Esercizio breve a:
Quali elementi si possono individuare in un segmento secondo il brano sulla predestinazione? Elencali tutti.

Brano scelto:
Come per chi credeva nella predestinazione, il nostro futuro è già
esistito poiché appartiene a quel percorso logico non frazionabile che è
la vita: in un segmento possiamo individuare un davanti e un di dietro,
una sinistra e una destra, ma non un prima e un dopo. Quanto sia
logicamente appropriato questo modo di intendere la vita, anche se non
effettivo, è testimoniato dal masochistico rituale dei cristiani che
chiedono perdono a Dio anche per i peccati che dovranno ancora commettere.
Questo modo di pensare la vita, tolta l'ansia moralistica in cui è immerso
presso i cristiani, può donare serenità nell'affrontarla senza farci
perdere il piacere dell'azione e dell'iniziativa in quella. Il futuro che
sarà, è stato deciso, ma deciso da noi.

Elenco:
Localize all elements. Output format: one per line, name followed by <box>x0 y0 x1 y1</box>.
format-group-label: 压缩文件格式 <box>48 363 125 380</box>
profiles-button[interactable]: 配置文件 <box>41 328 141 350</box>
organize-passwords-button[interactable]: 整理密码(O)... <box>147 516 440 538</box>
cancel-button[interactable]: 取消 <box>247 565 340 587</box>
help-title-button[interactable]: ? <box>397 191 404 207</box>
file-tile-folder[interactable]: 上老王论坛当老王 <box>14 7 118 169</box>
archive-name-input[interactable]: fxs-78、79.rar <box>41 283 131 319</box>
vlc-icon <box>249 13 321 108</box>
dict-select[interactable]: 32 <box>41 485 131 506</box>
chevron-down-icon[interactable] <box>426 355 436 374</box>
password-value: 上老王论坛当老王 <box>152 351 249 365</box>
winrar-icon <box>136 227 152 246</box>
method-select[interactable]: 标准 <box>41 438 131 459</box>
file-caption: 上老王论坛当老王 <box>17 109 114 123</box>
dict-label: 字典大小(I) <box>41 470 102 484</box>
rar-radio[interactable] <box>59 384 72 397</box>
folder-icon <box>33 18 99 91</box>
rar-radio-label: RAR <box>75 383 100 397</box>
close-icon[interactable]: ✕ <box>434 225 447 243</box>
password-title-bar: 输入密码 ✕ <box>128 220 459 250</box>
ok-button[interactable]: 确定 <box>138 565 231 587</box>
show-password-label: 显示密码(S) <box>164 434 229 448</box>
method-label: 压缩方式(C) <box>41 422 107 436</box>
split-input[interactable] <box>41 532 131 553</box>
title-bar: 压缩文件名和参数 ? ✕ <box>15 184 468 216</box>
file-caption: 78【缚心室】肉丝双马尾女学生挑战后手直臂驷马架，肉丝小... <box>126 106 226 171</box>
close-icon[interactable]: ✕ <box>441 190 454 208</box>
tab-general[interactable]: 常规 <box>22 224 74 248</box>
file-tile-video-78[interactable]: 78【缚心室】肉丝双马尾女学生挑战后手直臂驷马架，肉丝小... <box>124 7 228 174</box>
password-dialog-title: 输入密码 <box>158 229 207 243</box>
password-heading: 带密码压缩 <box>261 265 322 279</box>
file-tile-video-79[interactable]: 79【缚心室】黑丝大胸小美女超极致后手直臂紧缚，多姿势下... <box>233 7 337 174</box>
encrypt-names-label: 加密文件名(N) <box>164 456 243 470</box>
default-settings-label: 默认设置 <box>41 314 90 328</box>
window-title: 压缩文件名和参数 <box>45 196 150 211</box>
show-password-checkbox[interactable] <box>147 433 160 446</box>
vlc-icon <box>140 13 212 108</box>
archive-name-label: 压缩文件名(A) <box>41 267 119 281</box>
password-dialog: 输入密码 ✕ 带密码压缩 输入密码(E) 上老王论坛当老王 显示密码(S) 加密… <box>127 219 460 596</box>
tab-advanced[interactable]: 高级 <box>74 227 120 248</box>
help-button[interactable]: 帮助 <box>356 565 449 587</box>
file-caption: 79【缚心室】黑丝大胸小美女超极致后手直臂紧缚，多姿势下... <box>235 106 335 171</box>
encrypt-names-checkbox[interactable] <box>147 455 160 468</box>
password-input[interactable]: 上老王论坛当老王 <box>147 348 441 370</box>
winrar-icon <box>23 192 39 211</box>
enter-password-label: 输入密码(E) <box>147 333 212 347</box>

--

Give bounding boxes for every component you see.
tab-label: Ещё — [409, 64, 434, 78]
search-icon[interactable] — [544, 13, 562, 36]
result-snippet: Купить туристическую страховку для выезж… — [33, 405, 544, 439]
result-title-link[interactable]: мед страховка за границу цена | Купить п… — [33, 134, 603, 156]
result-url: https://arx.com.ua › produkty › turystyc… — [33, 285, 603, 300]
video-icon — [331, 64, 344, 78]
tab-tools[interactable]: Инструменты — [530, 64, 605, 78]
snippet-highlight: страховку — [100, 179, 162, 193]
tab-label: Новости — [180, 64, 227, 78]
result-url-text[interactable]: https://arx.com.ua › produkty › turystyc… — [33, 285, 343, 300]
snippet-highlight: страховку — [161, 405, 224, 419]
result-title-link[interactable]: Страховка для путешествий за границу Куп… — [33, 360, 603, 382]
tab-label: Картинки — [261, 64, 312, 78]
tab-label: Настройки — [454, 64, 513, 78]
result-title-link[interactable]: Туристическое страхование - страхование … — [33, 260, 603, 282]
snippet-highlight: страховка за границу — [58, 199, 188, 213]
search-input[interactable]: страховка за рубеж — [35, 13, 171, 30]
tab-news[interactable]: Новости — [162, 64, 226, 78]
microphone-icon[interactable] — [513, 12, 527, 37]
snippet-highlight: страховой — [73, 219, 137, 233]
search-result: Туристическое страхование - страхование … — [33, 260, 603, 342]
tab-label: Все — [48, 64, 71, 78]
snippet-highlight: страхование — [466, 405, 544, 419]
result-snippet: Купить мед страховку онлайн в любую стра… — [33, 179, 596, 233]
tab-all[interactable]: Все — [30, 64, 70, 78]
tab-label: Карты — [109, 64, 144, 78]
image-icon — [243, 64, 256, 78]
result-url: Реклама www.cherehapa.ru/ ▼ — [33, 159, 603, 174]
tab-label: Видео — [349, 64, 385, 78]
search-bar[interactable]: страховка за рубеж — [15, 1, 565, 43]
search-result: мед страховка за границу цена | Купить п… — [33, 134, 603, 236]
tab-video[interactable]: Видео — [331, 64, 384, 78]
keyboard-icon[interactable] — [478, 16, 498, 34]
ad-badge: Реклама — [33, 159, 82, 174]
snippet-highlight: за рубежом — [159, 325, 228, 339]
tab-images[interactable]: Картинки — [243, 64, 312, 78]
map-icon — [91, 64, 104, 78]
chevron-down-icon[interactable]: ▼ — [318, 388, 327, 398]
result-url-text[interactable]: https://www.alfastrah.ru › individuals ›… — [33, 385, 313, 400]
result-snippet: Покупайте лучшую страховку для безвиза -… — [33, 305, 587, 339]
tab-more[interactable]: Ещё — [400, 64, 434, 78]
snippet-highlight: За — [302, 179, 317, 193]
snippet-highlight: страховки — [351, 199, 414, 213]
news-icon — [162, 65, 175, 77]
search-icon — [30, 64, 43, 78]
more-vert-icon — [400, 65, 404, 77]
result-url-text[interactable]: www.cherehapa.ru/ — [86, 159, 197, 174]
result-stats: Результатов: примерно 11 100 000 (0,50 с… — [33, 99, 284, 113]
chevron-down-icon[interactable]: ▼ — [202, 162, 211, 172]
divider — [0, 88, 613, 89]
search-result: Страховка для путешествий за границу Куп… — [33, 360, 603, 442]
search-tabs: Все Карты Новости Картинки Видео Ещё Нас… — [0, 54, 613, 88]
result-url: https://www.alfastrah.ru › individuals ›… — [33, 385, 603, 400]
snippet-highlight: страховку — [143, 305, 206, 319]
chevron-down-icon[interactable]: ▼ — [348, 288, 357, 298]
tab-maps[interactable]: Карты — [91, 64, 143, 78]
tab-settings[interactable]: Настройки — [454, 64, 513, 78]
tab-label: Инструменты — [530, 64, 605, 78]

==

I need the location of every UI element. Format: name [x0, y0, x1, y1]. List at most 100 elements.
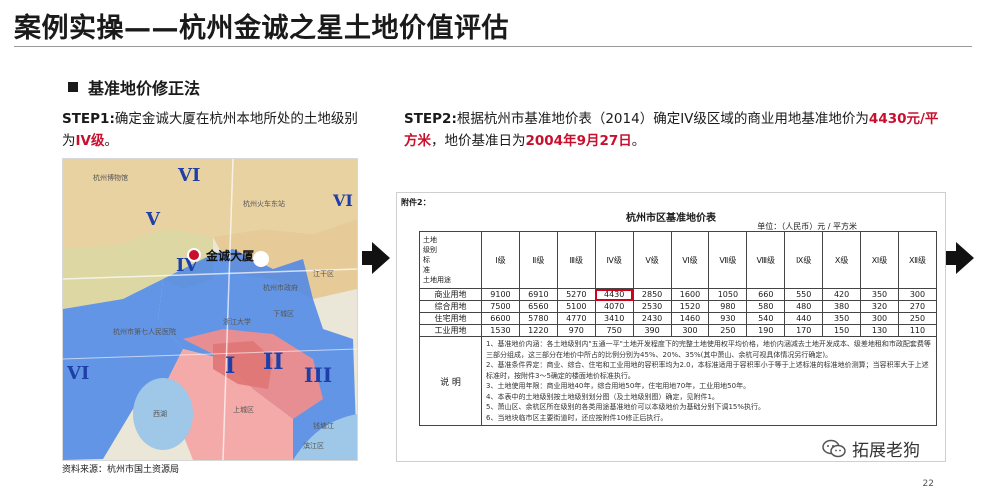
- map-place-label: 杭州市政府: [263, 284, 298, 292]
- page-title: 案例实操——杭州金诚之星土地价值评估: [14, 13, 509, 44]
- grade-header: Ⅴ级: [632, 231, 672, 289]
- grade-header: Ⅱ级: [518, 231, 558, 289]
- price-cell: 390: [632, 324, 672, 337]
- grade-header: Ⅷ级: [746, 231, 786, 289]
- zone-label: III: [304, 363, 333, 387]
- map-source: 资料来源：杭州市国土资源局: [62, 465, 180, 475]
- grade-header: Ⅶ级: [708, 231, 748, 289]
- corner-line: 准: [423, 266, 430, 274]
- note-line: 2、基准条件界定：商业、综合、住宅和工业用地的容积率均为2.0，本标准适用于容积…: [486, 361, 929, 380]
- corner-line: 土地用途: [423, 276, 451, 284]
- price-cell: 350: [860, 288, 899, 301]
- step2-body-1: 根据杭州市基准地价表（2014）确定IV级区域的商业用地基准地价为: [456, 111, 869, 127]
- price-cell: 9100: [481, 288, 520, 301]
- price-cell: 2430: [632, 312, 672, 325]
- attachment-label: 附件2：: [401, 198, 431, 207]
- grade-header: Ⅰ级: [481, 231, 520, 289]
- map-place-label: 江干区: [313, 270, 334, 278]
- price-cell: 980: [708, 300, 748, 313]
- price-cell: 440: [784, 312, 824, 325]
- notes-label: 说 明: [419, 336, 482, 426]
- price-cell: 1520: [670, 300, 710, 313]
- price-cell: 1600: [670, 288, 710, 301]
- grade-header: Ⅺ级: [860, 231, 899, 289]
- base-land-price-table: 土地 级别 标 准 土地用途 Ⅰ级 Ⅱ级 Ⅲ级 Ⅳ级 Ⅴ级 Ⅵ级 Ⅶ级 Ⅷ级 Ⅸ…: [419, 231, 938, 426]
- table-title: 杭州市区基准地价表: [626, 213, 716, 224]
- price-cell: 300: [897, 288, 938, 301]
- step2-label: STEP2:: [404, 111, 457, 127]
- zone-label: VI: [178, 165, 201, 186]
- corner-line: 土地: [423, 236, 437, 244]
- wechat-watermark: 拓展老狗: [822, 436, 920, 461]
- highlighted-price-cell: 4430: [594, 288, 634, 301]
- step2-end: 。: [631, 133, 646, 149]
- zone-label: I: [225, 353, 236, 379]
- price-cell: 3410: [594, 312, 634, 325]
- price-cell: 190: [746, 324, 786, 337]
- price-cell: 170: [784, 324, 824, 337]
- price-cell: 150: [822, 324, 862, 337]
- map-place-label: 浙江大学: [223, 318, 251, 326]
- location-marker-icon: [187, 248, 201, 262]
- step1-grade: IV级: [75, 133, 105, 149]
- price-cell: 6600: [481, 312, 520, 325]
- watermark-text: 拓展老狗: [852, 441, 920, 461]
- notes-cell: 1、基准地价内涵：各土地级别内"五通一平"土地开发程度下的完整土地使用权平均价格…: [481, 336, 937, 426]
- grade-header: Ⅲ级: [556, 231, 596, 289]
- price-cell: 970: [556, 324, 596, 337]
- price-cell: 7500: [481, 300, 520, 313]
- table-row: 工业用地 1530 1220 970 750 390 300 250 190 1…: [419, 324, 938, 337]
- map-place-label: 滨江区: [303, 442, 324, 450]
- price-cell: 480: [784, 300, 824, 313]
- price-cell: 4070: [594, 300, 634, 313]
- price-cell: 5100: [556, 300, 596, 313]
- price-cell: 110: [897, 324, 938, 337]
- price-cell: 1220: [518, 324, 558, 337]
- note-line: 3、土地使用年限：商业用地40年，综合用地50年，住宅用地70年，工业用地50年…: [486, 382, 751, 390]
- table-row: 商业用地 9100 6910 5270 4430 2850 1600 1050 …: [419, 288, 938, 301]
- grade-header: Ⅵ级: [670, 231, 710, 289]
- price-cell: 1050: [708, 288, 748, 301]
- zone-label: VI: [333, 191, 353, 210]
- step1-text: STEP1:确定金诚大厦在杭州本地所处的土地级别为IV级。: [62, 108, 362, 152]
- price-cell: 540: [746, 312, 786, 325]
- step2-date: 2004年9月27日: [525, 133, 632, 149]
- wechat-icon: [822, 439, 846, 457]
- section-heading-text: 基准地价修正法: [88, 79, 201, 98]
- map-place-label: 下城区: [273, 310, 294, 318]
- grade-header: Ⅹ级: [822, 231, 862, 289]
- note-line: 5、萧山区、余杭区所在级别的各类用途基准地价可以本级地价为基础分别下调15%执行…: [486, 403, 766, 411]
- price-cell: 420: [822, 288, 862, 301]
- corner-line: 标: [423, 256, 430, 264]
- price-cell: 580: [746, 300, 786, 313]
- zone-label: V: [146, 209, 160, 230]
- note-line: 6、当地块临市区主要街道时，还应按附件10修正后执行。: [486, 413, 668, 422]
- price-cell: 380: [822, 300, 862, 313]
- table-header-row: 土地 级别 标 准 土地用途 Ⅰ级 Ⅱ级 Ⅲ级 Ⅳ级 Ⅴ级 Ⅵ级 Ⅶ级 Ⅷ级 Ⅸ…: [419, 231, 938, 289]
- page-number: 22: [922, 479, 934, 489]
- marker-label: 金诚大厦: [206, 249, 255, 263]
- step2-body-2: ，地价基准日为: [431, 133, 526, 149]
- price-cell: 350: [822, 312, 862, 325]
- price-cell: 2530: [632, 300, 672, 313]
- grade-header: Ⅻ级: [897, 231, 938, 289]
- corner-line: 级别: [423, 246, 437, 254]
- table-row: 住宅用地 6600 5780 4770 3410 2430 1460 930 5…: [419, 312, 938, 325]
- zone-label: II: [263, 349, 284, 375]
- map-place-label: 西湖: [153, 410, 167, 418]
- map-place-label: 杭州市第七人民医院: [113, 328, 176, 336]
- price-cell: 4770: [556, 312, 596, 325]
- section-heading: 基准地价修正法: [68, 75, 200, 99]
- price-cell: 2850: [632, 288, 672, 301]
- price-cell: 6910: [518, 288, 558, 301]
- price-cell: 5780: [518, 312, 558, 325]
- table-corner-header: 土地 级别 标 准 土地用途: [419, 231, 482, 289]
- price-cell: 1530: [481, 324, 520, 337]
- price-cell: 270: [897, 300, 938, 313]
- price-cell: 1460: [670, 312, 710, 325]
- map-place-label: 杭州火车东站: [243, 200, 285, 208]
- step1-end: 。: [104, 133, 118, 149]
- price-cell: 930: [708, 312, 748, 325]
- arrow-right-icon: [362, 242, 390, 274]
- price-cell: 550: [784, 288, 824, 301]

Esercizio breve b:
Nell'elenco, sostituisci "button" con "btn" nelle righe comprese tra quella che contiene "Localize all elements." e quella che contiene "archive-name-input[interactable]: fxs-78、79.rar <box>41", estremi inclusi. Riporta solo queste righe.

Risposta scritta a:
Un davanti, un di dietro, una sinistra e una destra.

Risposta scritta b:
Localize all elements. Output format: one per line, name followed by <box>x0 y0 x1 y1</box>.
format-group-label: 压缩文件格式 <box>48 363 125 380</box>
profiles-btn[interactable]: 配置文件 <box>41 328 141 350</box>
organize-passwords-btn[interactable]: 整理密码(O)... <box>147 516 440 538</box>
cancel-btn[interactable]: 取消 <box>247 565 340 587</box>
help-title-btn[interactable]: ? <box>397 191 404 207</box>
file-tile-folder[interactable]: 上老王论坛当老王 <box>14 7 118 169</box>
archive-name-input[interactable]: fxs-78、79.rar <box>41 283 131 319</box>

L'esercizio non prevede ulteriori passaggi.